--- STATED GOAL ---
Reproduce every line of the material below, but drop the pictures.

***

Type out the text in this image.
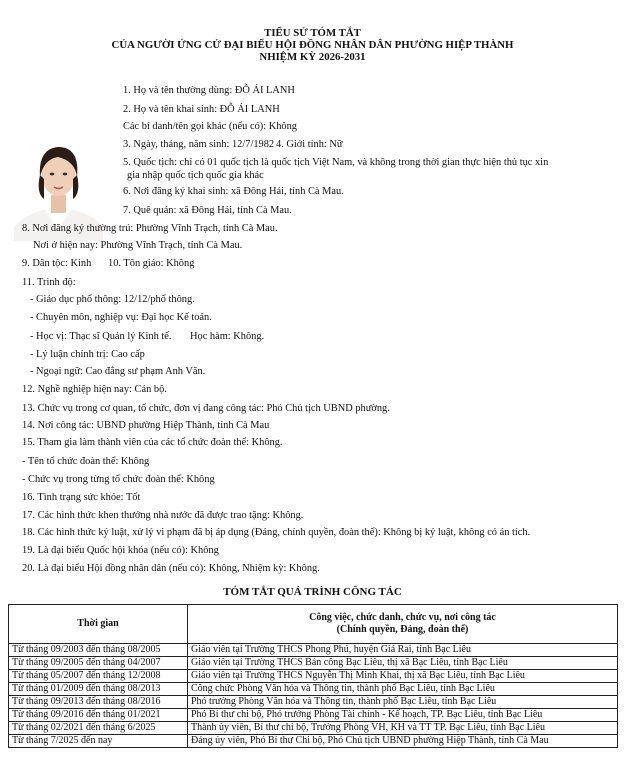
TIỂU SỬ TÓM TẮT
CỦA NGƯỜI ỨNG CỬ ĐẠI BIỂU HỘI ĐỒNG NHÂN DÂN PHƯỜNG HIỆP THÀNH
NHIỆM KỲ 2026-2031
1. Họ và tên thường dùng: ĐỖ ÁI LANH
2. Họ và tên khai sinh: ĐỖ ÁI LANH
Các bí danh/tên gọi khác (nếu có): Không
3. Ngày, tháng, năm sinh: 12/7/1982 4. Giới tính: Nữ
5. Quốc tịch: chỉ có 01 quốc tịch là quốc tịch Việt Nam, và không trong thời gian thực hiện thủ tục xin
gia nhập quốc tịch quốc gia khác
6. Nơi đăng ký khai sinh: xã Đông Hải, tỉnh Cà Mau.
7. Quê quán: xã Đông Hải, tỉnh Cà Mau.
8. Nơi đăng ký thường trú: Phường Vĩnh Trạch, tỉnh Cà Mau.
Nơi ở hiện nay: Phường Vĩnh Trạch, tỉnh Cà Mau.
9. Dân tộc: Kinh 10. Tôn giáo: Không
11. Trình độ:
- Giáo dục phổ thông: 12/12/phổ thông.
- Chuyên môn, nghiệp vụ: Đại học Kế toán.
- Học vị: Thạc sĩ Quản lý Kinh tế. Học hàm: Không.
- Lý luận chính trị: Cao cấp
- Ngoại ngữ: Cao đẳng sư phạm Anh Văn.
12. Nghề nghiệp hiện nay: Cán bộ.
13. Chức vụ trong cơ quan, tổ chức, đơn vị đang công tác: Phó Chủ tịch UBND phường.
14. Nơi công tác: UBND phường Hiệp Thành, tỉnh Cà Mau
15. Tham gia làm thành viên của các tổ chức đoàn thể: Không.
- Tên tổ chức đoàn thể: Không
- Chức vụ trong từng tổ chức đoàn thể: Không
16. Tình trạng sức khỏe: Tốt
17. Các hình thức khen thưởng nhà nước đã được trao tặng: Không.
18. Các hình thức kỷ luật, xử lý vi phạm đã bị áp dụng (Đảng, chính quyền, đoàn thể): Không bị kỷ luật, không có án tích.
19. Là đại biểu Quốc hội khóa (nếu có): Không
20. Là đại biểu Hội đồng nhân dân (nếu có): Không, Nhiệm kỳ: Không.
TÓM TẮT QUÁ TRÌNH CÔNG TÁC
Thời gian	Công việc, chức danh, chức vụ, nơi công tác
(Chính quyền, Đảng, đoàn thể)

Từ tháng 09/2003 đến tháng 08/2005	Giáo viên tại Trường THCS Phong Phú, huyện Giá Rai, tỉnh Bạc Liêu
Từ tháng 09/2005 đến tháng 04/2007	Giáo viên tại Trường THCS Bán công Bạc Liêu, thị xã Bạc Liêu, tỉnh Bạc Liêu
Từ tháng 05/2007 đến tháng 12/2008	Giáo viên tại Trường THCS Nguyễn Thị Minh Khai, thị xã Bạc Liêu, tỉnh Bạc Liêu
Từ tháng 01/2009 đến tháng 08/2013	Công chức Phòng Văn hóa và Thông tin, thành phố Bạc Liêu, tỉnh Bạc Liêu
Từ tháng 09/2013 đến tháng 08/2016	Phó trưởng Phòng Văn hóa và Thông tin, thành phố Bạc Liêu, tỉnh Bạc Liêu
Từ tháng 09/2016 đến tháng 01/2021	Phó Bí thư chi bộ, Phó trưởng Phòng Tài chính - Kế hoạch, TP. Bạc Liêu, tỉnh Bạc Liêu
Từ tháng 02/2021 đến tháng 6/2025	Thành ủy viên, Bí thư chi bộ, Trưởng Phòng VH, KH và TT TP. Bạc Liêu, tỉnh Bạc Liêu
Từ tháng 7/2025 đến nay	Đảng ủy viên, Phó Bí thư Chi bộ, Phó Chủ tịch UBND phường Hiệp Thành, tỉnh Cà Mau
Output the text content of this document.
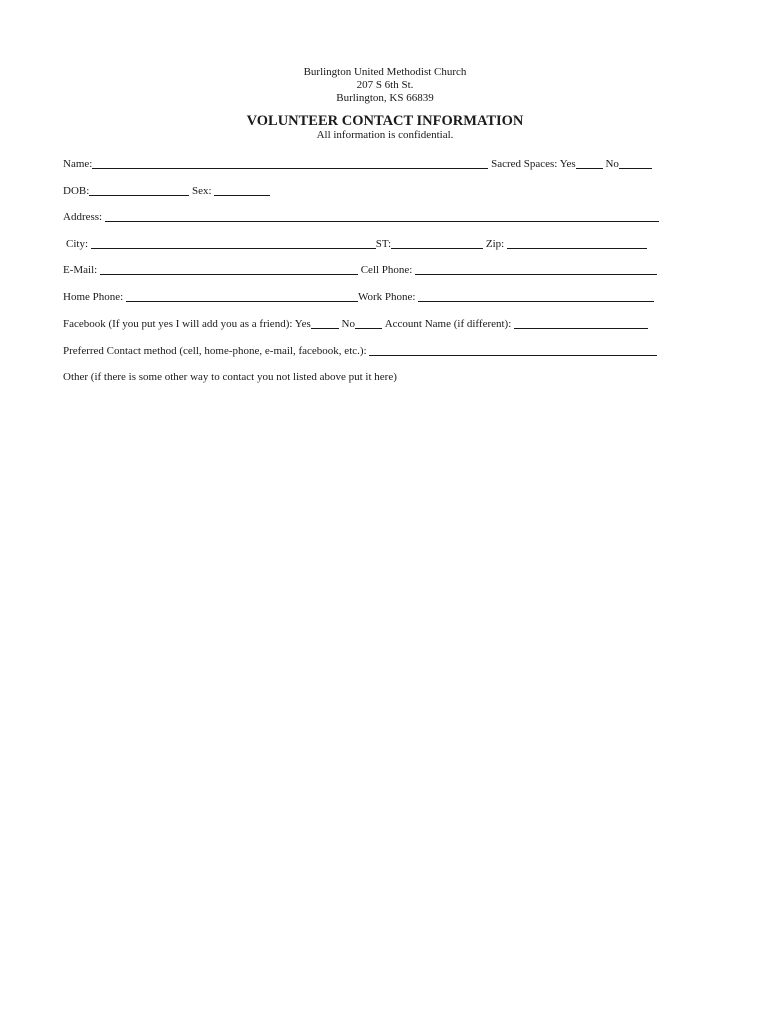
Burlington United Methodist Church
207 S 6th St.
Burlington, KS 66839
VOLUNTEER CONTACT INFORMATION
All information is confidential.
Name:	Sacred Spaces: Yes	No
DOB:	Sex:
Address:
City:	ST:	Zip:
E-Mail:	Cell Phone:
Home Phone:	Work Phone:
Facebook (If you put yes I will add you as a friend): Yes	No	Account Name (if different):
Preferred Contact method (cell, home-phone, e-mail, facebook, etc.):
Other (if there is some other way to contact you not listed above put it here)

***

--- REPLY TO THE EXERCISE ---
Type out the text in this image.
TIỂU SỬ TÓM TẮT
CỦA NGƯỜI ỨNG CỬ ĐẠI BIỂU HỘI ĐỒNG NHÂN DÂN PHƯỜNG HIỆP THÀNH
NHIỆM KỲ 2026-2031
1. Họ và tên thường dùng: ĐỖ ÁI LANH
2. Họ và tên khai sinh: ĐỖ ÁI LANH
Các bí danh/tên gọi khác (nếu có): Không
3. Ngày, tháng, năm sinh: 12/7/1982 4. Giới tính: Nữ
5. Quốc tịch: chỉ có 01 quốc tịch là quốc tịch Việt Nam, và không trong thời gian thực hiện thủ tục xin
gia nhập quốc tịch quốc gia khác
6. Nơi đăng ký khai sinh: xã Đông Hải, tỉnh Cà Mau.
7. Quê quán: xã Đông Hải, tỉnh Cà Mau.
8. Nơi đăng ký thường trú: Phường Vĩnh Trạch, tỉnh Cà Mau.
Nơi ở hiện nay: Phường Vĩnh Trạch, tỉnh Cà Mau.
9. Dân tộc: Kinh 10. Tôn giáo: Không
11. Trình độ:
- Giáo dục phổ thông: 12/12/phổ thông.
- Chuyên môn, nghiệp vụ: Đại học Kế toán.
- Học vị: Thạc sĩ Quản lý Kinh tế. Học hàm: Không.
- Lý luận chính trị: Cao cấp
- Ngoại ngữ: Cao đẳng sư phạm Anh Văn.
12. Nghề nghiệp hiện nay: Cán bộ.
13. Chức vụ trong cơ quan, tổ chức, đơn vị đang công tác: Phó Chủ tịch UBND phường.
14. Nơi công tác: UBND phường Hiệp Thành, tỉnh Cà Mau
15. Tham gia làm thành viên của các tổ chức đoàn thể: Không.
- Tên tổ chức đoàn thể: Không
- Chức vụ trong từng tổ chức đoàn thể: Không
16. Tình trạng sức khỏe: Tốt
17. Các hình thức khen thưởng nhà nước đã được trao tặng: Không.
18. Các hình thức kỷ luật, xử lý vi phạm đã bị áp dụng (Đảng, chính quyền, đoàn thể): Không bị kỷ luật, không có án tích.
19. Là đại biểu Quốc hội khóa (nếu có): Không
20. Là đại biểu Hội đồng nhân dân (nếu có): Không, Nhiệm kỳ: Không.
TÓM TẮT QUÁ TRÌNH CÔNG TÁC
Thời gian	Công việc, chức danh, chức vụ, nơi công tác
(Chính quyền, Đảng, đoàn thể)

Từ tháng 09/2003 đến tháng 08/2005	Giáo viên tại Trường THCS Phong Phú, huyện Giá Rai, tỉnh Bạc Liêu
Từ tháng 09/2005 đến tháng 04/2007	Giáo viên tại Trường THCS Bán công Bạc Liêu, thị xã Bạc Liêu, tỉnh Bạc Liêu
Từ tháng 05/2007 đến tháng 12/2008	Giáo viên tại Trường THCS Nguyễn Thị Minh Khai, thị xã Bạc Liêu, tỉnh Bạc Liêu
Từ tháng 01/2009 đến tháng 08/2013	Công chức Phòng Văn hóa và Thông tin, thành phố Bạc Liêu, tỉnh Bạc Liêu
Từ tháng 09/2013 đến tháng 08/2016	Phó trưởng Phòng Văn hóa và Thông tin, thành phố Bạc Liêu, tỉnh Bạc Liêu
Từ tháng 09/2016 đến tháng 01/2021	Phó Bí thư chi bộ, Phó trưởng Phòng Tài chính - Kế hoạch, TP. Bạc Liêu, tỉnh Bạc Liêu
Từ tháng 02/2021 đến tháng 6/2025	Thành ủy viên, Bí thư chi bộ, Trưởng Phòng VH, KH và TT TP. Bạc Liêu, tỉnh Bạc Liêu
Từ tháng 7/2025 đến nay	Đảng ủy viên, Phó Bí thư Chi bộ, Phó Chủ tịch UBND phường Hiệp Thành, tỉnh Cà Mau
Output the text content of this document.
Burlington United Methodist Church
207 S 6th St.
Burlington, KS 66839
VOLUNTEER CONTACT INFORMATION
All information is confidential.
Name:	Sacred Spaces: Yes	No
DOB:	Sex:
Address:
City:	ST:	Zip:
E-Mail:	Cell Phone:
Home Phone:	Work Phone:
Facebook (If you put yes I will add you as a friend): Yes	No	Account Name (if different):
Preferred Contact method (cell, home-phone, e-mail, facebook, etc.):
Other (if there is some other way to contact you not listed above put it here)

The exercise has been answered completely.